_STATED GOAL_
Leave out the pictures and return every entry exactly as it appears.

_AVAILABLE DATA_
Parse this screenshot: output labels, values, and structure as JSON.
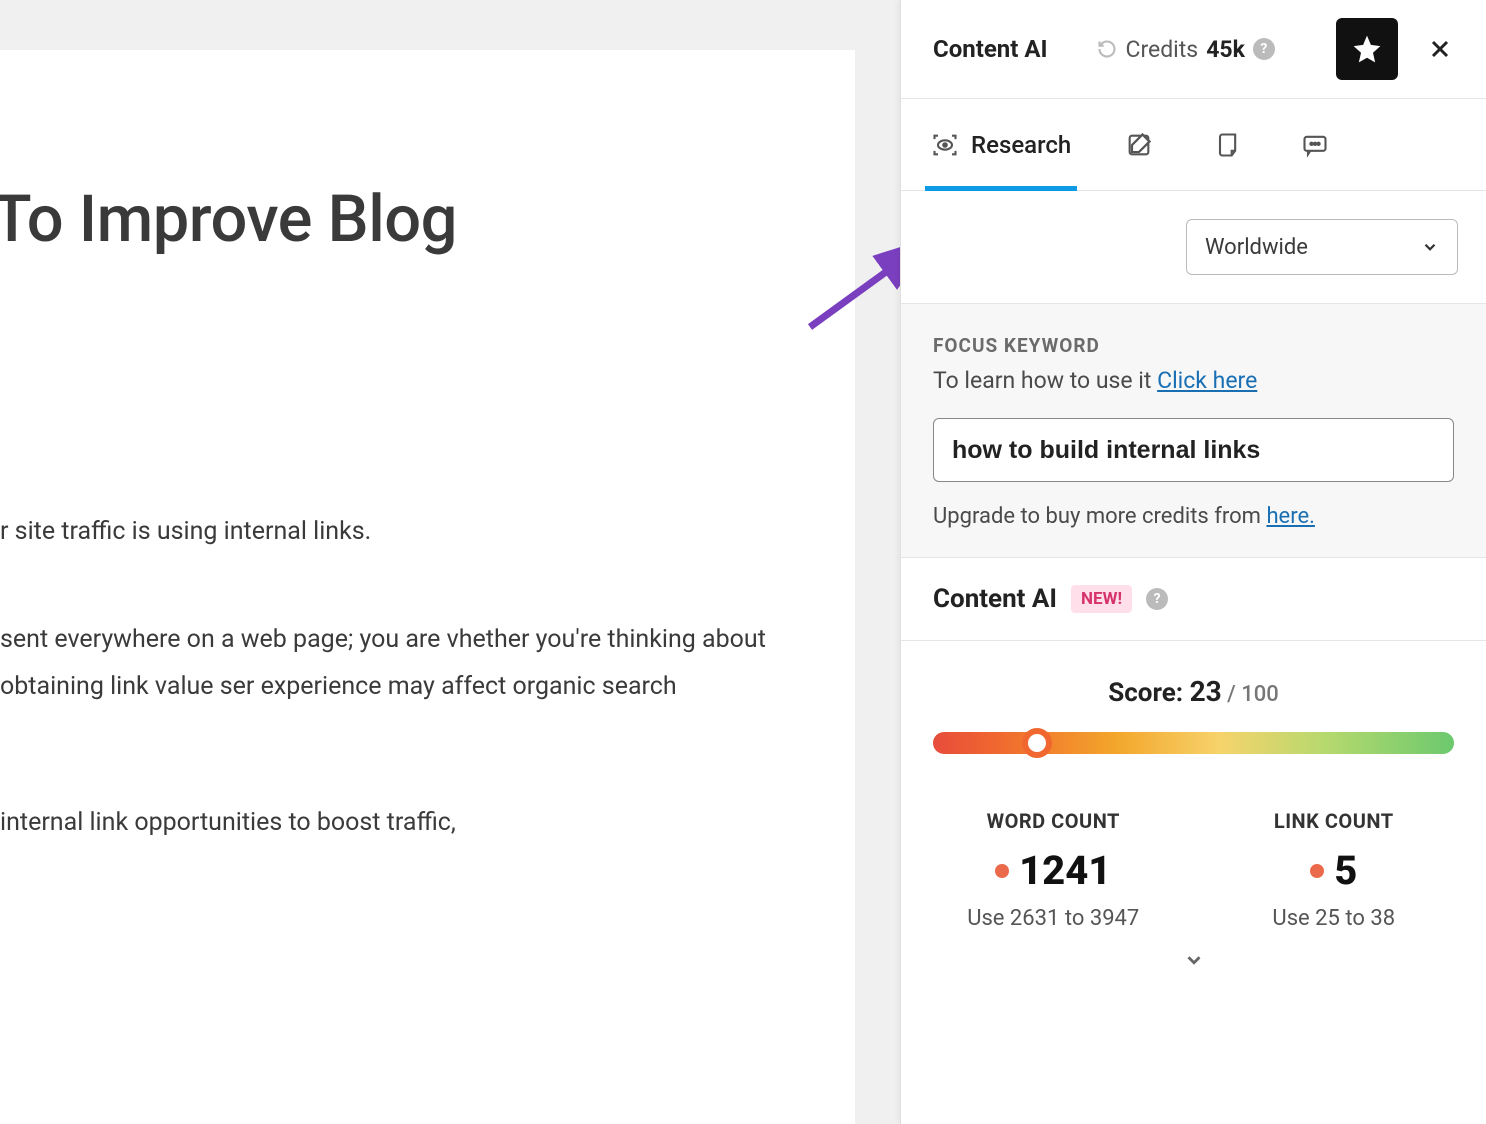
{
  "editor": {
    "title": "To Improve Blog",
    "para1": "r site traffic is using internal links.",
    "para2": "sent everywhere on a web page; you are vhether you're thinking about obtaining link value ser experience may affect organic search",
    "para3": "internal link opportunities to boost traffic,"
  },
  "sidebar": {
    "title": "Content AI",
    "credits_label": "Credits",
    "credits_value": "45k",
    "tabs": {
      "research": "Research"
    },
    "region": "Worldwide",
    "focus": {
      "heading": "FOCUS KEYWORD",
      "subtext": "To learn how to use it ",
      "sublink": "Click here",
      "value": "how to build internal links",
      "upgrade_text": "Upgrade to buy more credits from ",
      "upgrade_link": "here."
    },
    "score_section": {
      "title": "Content AI",
      "badge": "NEW!",
      "score_label": "Score: ",
      "score_value": "23",
      "score_max": " / 100",
      "metrics": [
        {
          "label": "WORD COUNT",
          "value": "1241",
          "hint": "Use 2631 to 3947"
        },
        {
          "label": "LINK COUNT",
          "value": "5",
          "hint": "Use 25 to 38"
        }
      ]
    }
  }
}
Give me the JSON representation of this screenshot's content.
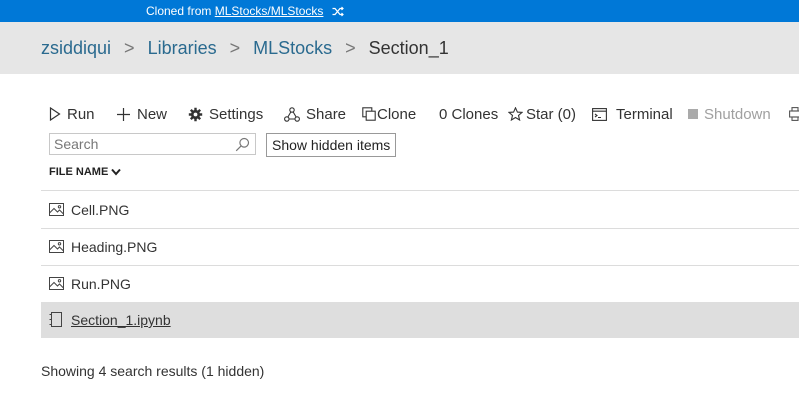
{
  "banner": {
    "prefix": "Cloned from",
    "link": "MLStocks/MLStocks"
  },
  "breadcrumb": {
    "user": "zsiddiqui",
    "library": "Libraries",
    "project": "MLStocks",
    "current": "Section_1"
  },
  "toolbar": {
    "run": "Run",
    "new": "New",
    "settings": "Settings",
    "share": "Share",
    "clone": "Clone",
    "clones": "0 Clones",
    "star": "Star (0)",
    "terminal": "Terminal",
    "shutdown": "Shutdown"
  },
  "search": {
    "placeholder": "Search",
    "value": ""
  },
  "hidden_button": "Show hidden items",
  "column": {
    "file_name": "FILE NAME"
  },
  "files": [
    {
      "name": "Cell.PNG",
      "type": "image",
      "selected": false
    },
    {
      "name": "Heading.PNG",
      "type": "image",
      "selected": false
    },
    {
      "name": "Run.PNG",
      "type": "image",
      "selected": false
    },
    {
      "name": "Section_1.ipynb",
      "type": "notebook",
      "selected": true
    }
  ],
  "status": "Showing 4 search results (1 hidden)",
  "colors": {
    "banner": "#0078d7",
    "breadcrumb_bg": "#e6e6e6",
    "link": "#2a6a8f",
    "selected_row": "#dedede"
  }
}
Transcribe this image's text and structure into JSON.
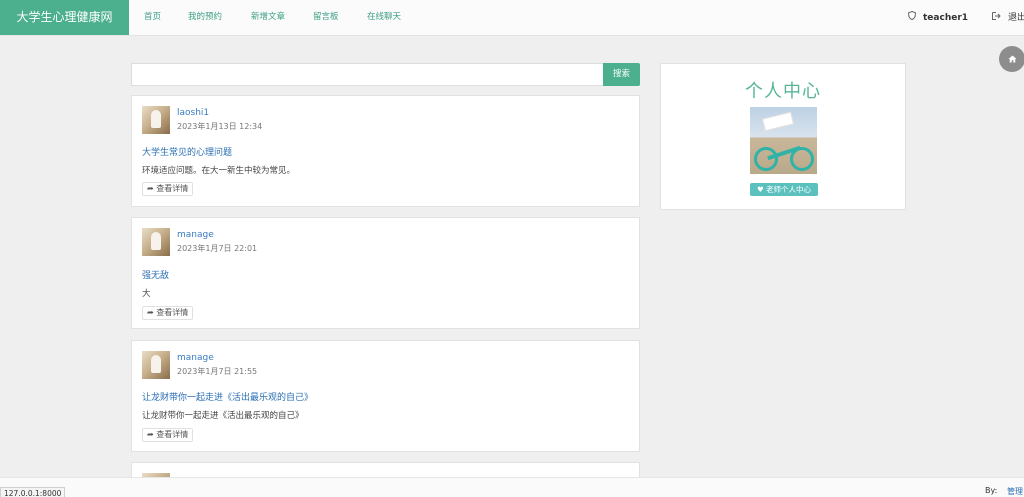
{
  "navbar": {
    "brand": "大学生心理健康网",
    "links": [
      "首页",
      "我的预约",
      "新增文章",
      "留言板",
      "在线聊天"
    ],
    "user": "teacher1",
    "logout": "退出",
    "user_icon": "user-shield-icon",
    "logout_icon": "sign-out-icon"
  },
  "search": {
    "placeholder": "",
    "button": "搜索"
  },
  "posts": [
    {
      "author": "laoshi1",
      "date": "2023年1月13日 12:34",
      "title": "大学生常见的心理问题",
      "excerpt": "环境适应问题。在大一新生中较为常见。",
      "more": "查看详情"
    },
    {
      "author": "manage",
      "date": "2023年1月7日 22:01",
      "title": "强无敌",
      "excerpt": "大",
      "more": "查看详情"
    },
    {
      "author": "manage",
      "date": "2023年1月7日 21:55",
      "title": "让龙财带你一起走进《活出最乐观的自己》",
      "excerpt": "让龙财带你一起走进《活出最乐观的自己》",
      "more": "查看详情"
    }
  ],
  "profile": {
    "title": "个人中心",
    "button": "老师个人中心",
    "button_icon": "heart-icon"
  },
  "home_icon": "home-icon",
  "footer": {
    "by_label": "By:",
    "admin": "管理"
  },
  "status_url": "127.0.0.1:8000",
  "colors": {
    "brand": "#4caf8e",
    "link": "#2a6fb3",
    "accent": "#5bc0be"
  }
}
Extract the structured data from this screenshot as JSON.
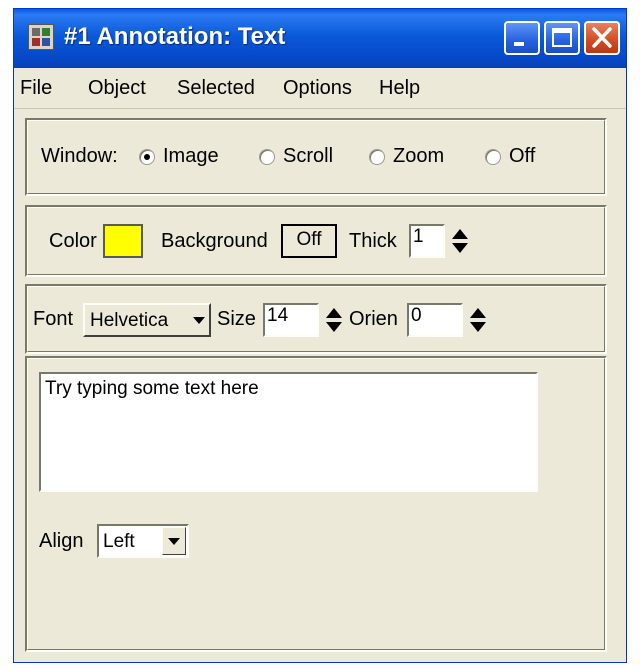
{
  "window": {
    "title": "#1 Annotation: Text",
    "buttons": {
      "minimize": "minimize",
      "maximize": "maximize",
      "close": "close"
    }
  },
  "menu": [
    "File",
    "Object",
    "Selected",
    "Options",
    "Help"
  ],
  "window_mode": {
    "label": "Window:",
    "options": [
      "Image",
      "Scroll",
      "Zoom",
      "Off"
    ],
    "selected": "Image"
  },
  "style": {
    "color_label": "Color",
    "color_value": "#ffff00",
    "background_label": "Background",
    "background_value": "Off",
    "thick_label": "Thick",
    "thick_value": "1"
  },
  "font": {
    "font_label": "Font",
    "font_value": "Helvetica",
    "size_label": "Size",
    "size_value": "14",
    "orien_label": "Orien",
    "orien_value": "0"
  },
  "text": {
    "content": "Try typing some text here",
    "align_label": "Align",
    "align_value": "Left"
  },
  "colors": {
    "titlebar": "#0b5ad9",
    "window_bg": "#ece9d8",
    "close_button": "#d34a20"
  }
}
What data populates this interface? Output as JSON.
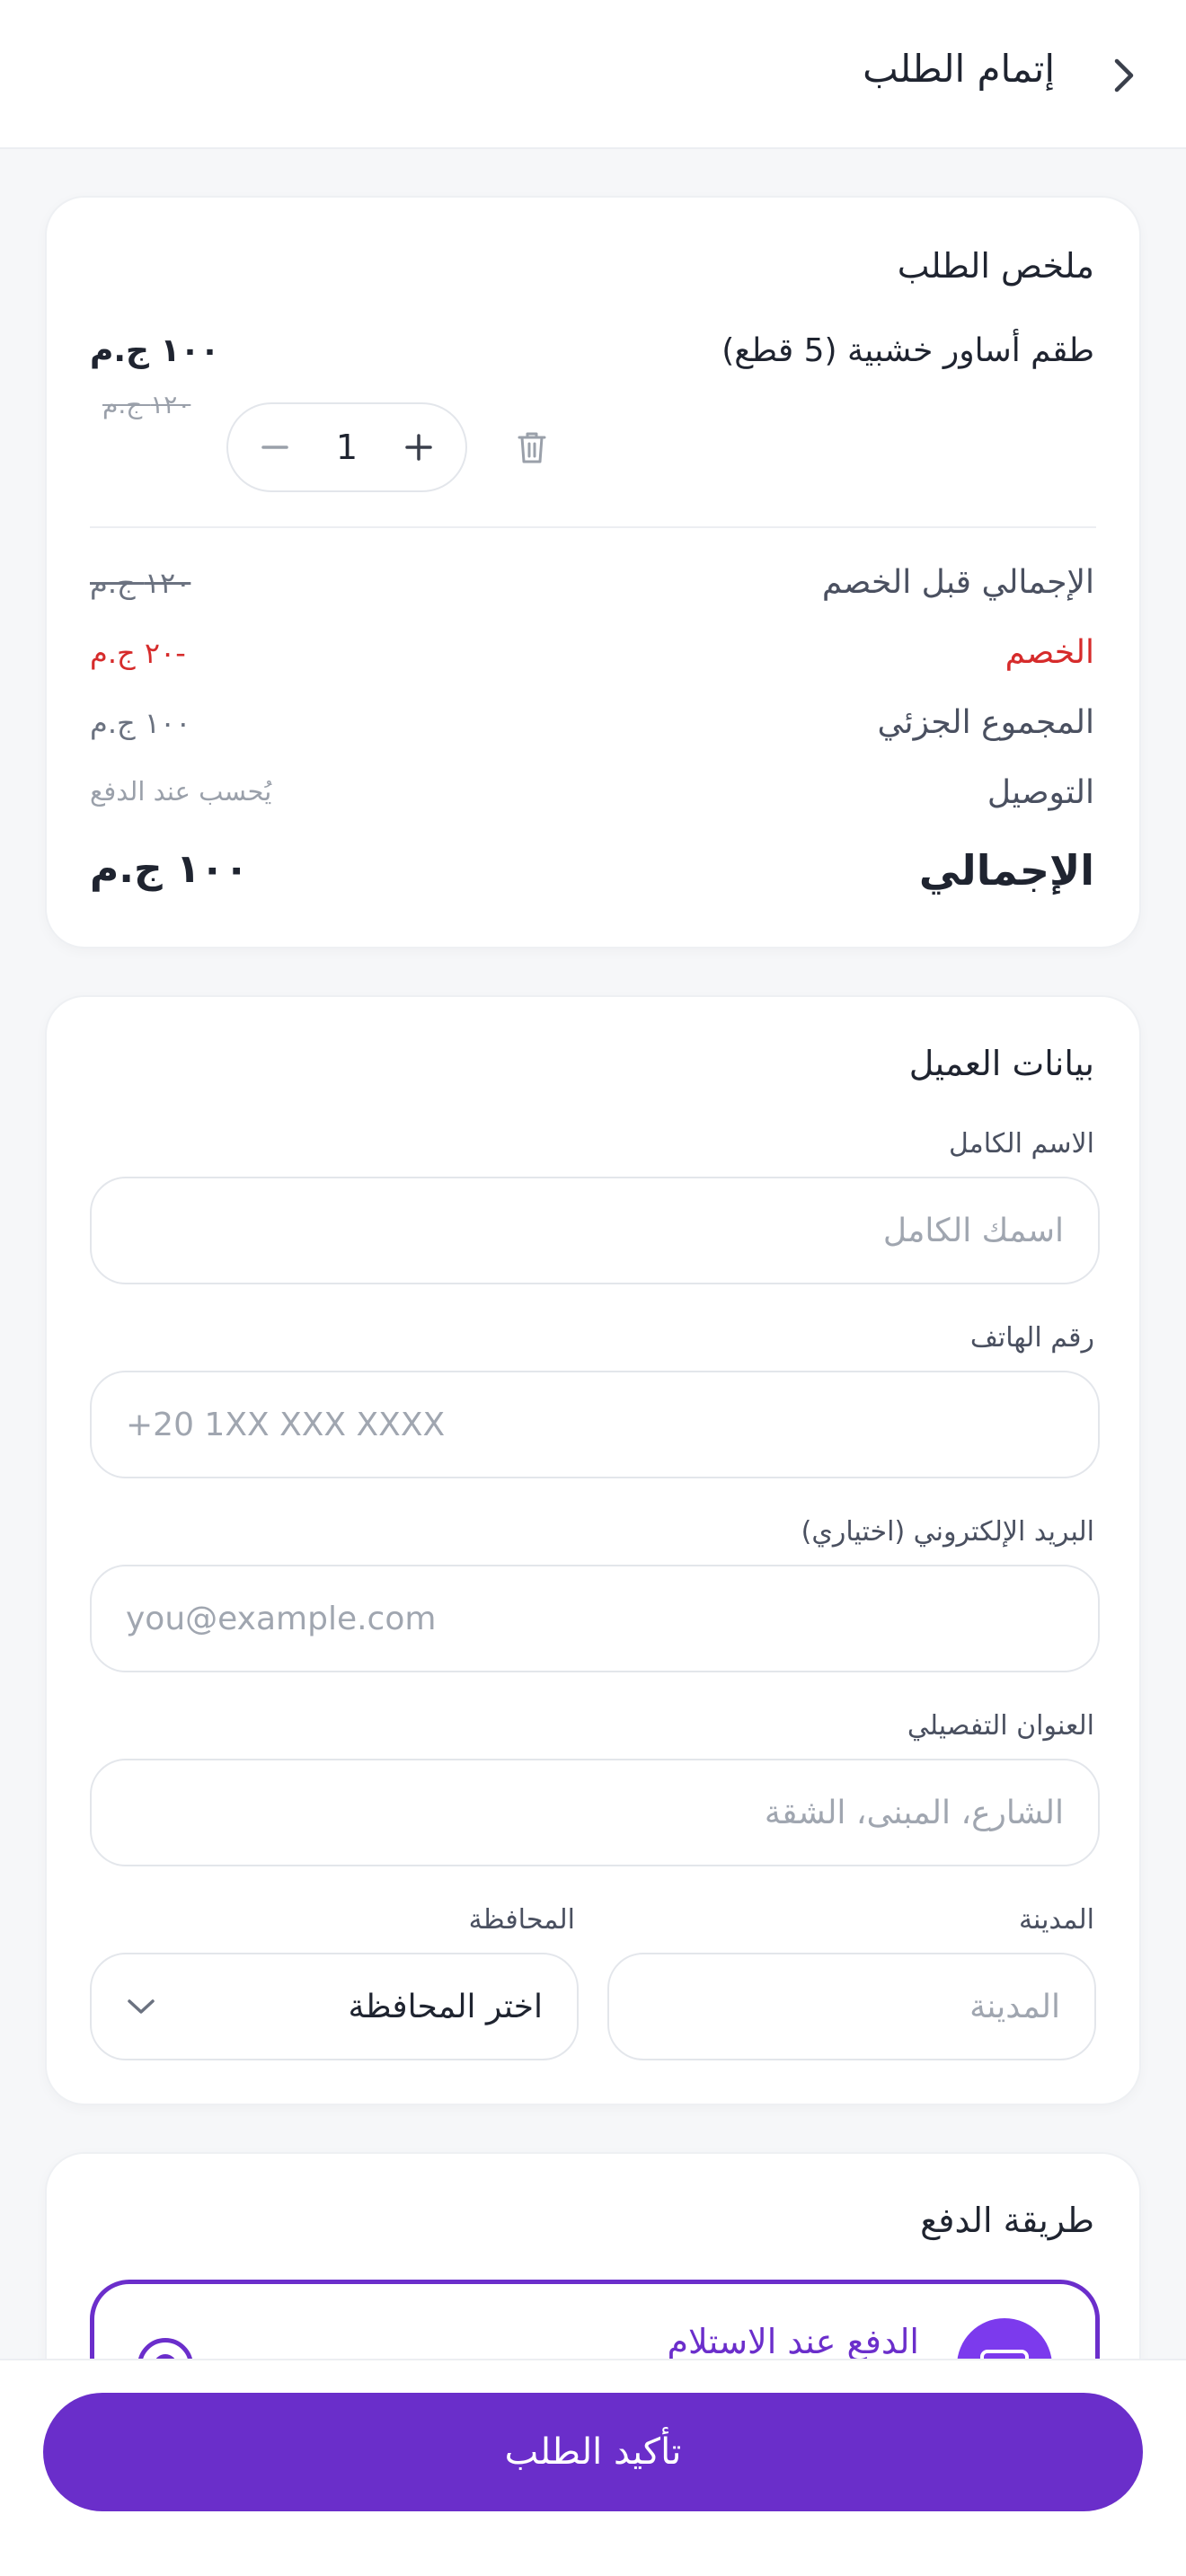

_THE COMPLETED TASK_
Parse this screenshot: output labels, values, and structure as JSON.
{
  "editor": {
    "title": "To Improve Blog",
    "para1": "r site traffic is using internal links.",
    "para2": "sent everywhere on a web page; you are vhether you're thinking about obtaining link value ser experience may affect organic search",
    "para3": "internal link opportunities to boost traffic,"
  },
  "sidebar": {
    "title": "Content AI",
    "credits_label": "Credits",
    "credits_value": "45k",
    "tabs": {
      "research": "Research"
    },
    "region": "Worldwide",
    "focus": {
      "heading": "FOCUS KEYWORD",
      "subtext": "To learn how to use it ",
      "sublink": "Click here",
      "value": "how to build internal links",
      "upgrade_text": "Upgrade to buy more credits from ",
      "upgrade_link": "here."
    },
    "score_section": {
      "title": "Content AI",
      "badge": "NEW!",
      "score_label": "Score: ",
      "score_value": "23",
      "score_max": " / 100",
      "metrics": [
        {
          "label": "WORD COUNT",
          "value": "1241",
          "hint": "Use 2631 to 3947"
        },
        {
          "label": "LINK COUNT",
          "value": "5",
          "hint": "Use 25 to 38"
        }
      ]
    }
  }
}
Give me the JSON representation of this screenshot's content.
{
  "banner": {
    "prefix": "Cloned from",
    "link": "MLStocks/MLStocks"
  },
  "breadcrumb": {
    "user": "zsiddiqui",
    "library": "Libraries",
    "project": "MLStocks",
    "current": "Section_1"
  },
  "toolbar": {
    "run": "Run",
    "new": "New",
    "settings": "Settings",
    "share": "Share",
    "clone": "Clone",
    "clones": "0 Clones",
    "star": "Star (0)",
    "terminal": "Terminal",
    "shutdown": "Shutdown"
  },
  "search": {
    "placeholder": "Search",
    "value": ""
  },
  "hidden_button": "Show hidden items",
  "column": {
    "file_name": "FILE NAME"
  },
  "files": [
    {
      "name": "Cell.PNG",
      "type": "image",
      "selected": false
    },
    {
      "name": "Heading.PNG",
      "type": "image",
      "selected": false
    },
    {
      "name": "Run.PNG",
      "type": "image",
      "selected": false
    },
    {
      "name": "Section_1.ipynb",
      "type": "notebook",
      "selected": true
    }
  ],
  "status": "Showing 4 search results (1 hidden)",
  "colors": {
    "banner": "#0078d7",
    "breadcrumb_bg": "#e6e6e6",
    "link": "#2a6a8f",
    "selected_row": "#dedede"
  }
}
Transcribe this image's text and structure into JSON.
{
  "navbar": {
    "brand": "大学生心理健康网",
    "links": [
      "首页",
      "我的预约",
      "新增文章",
      "留言板",
      "在线聊天"
    ],
    "user": "teacher1",
    "logout": "退出",
    "user_icon": "user-shield-icon",
    "logout_icon": "sign-out-icon"
  },
  "search": {
    "placeholder": "",
    "button": "搜索"
  },
  "posts": [
    {
      "author": "laoshi1",
      "date": "2023年1月13日 12:34",
      "title": "大学生常见的心理问题",
      "excerpt": "环境适应问题。在大一新生中较为常见。",
      "more": "查看详情"
    },
    {
      "author": "manage",
      "date": "2023年1月7日 22:01",
      "title": "强无敌",
      "excerpt": "大",
      "more": "查看详情"
    },
    {
      "author": "manage",
      "date": "2023年1月7日 21:55",
      "title": "让龙财带你一起走进《活出最乐观的自己》",
      "excerpt": "让龙财带你一起走进《活出最乐观的自己》",
      "more": "查看详情"
    }
  ],
  "profile": {
    "title": "个人中心",
    "button": "老师个人中心",
    "button_icon": "heart-icon"
  },
  "home_icon": "home-icon",
  "footer": {
    "by_label": "By:",
    "admin": "管理"
  },
  "status_url": "127.0.0.1:8000",
  "colors": {
    "brand": "#4caf8e",
    "link": "#2a6fb3",
    "accent": "#5bc0be"
  }
}
Extract the structured data from this screenshot as JSON.
{
  "window": {
    "title": "#1 Annotation: Text",
    "buttons": {
      "minimize": "minimize",
      "maximize": "maximize",
      "close": "close"
    }
  },
  "menu": [
    "File",
    "Object",
    "Selected",
    "Options",
    "Help"
  ],
  "window_mode": {
    "label": "Window:",
    "options": [
      "Image",
      "Scroll",
      "Zoom",
      "Off"
    ],
    "selected": "Image"
  },
  "style": {
    "color_label": "Color",
    "color_value": "#ffff00",
    "background_label": "Background",
    "background_value": "Off",
    "thick_label": "Thick",
    "thick_value": "1"
  },
  "font": {
    "font_label": "Font",
    "font_value": "Helvetica",
    "size_label": "Size",
    "size_value": "14",
    "orien_label": "Orien",
    "orien_value": "0"
  },
  "text": {
    "content": "Try typing some text here",
    "align_label": "Align",
    "align_value": "Left"
  },
  "colors": {
    "titlebar": "#0b5ad9",
    "window_bg": "#ece9d8",
    "close_button": "#d34a20"
  }
}
What data populates this interface? Output as JSON.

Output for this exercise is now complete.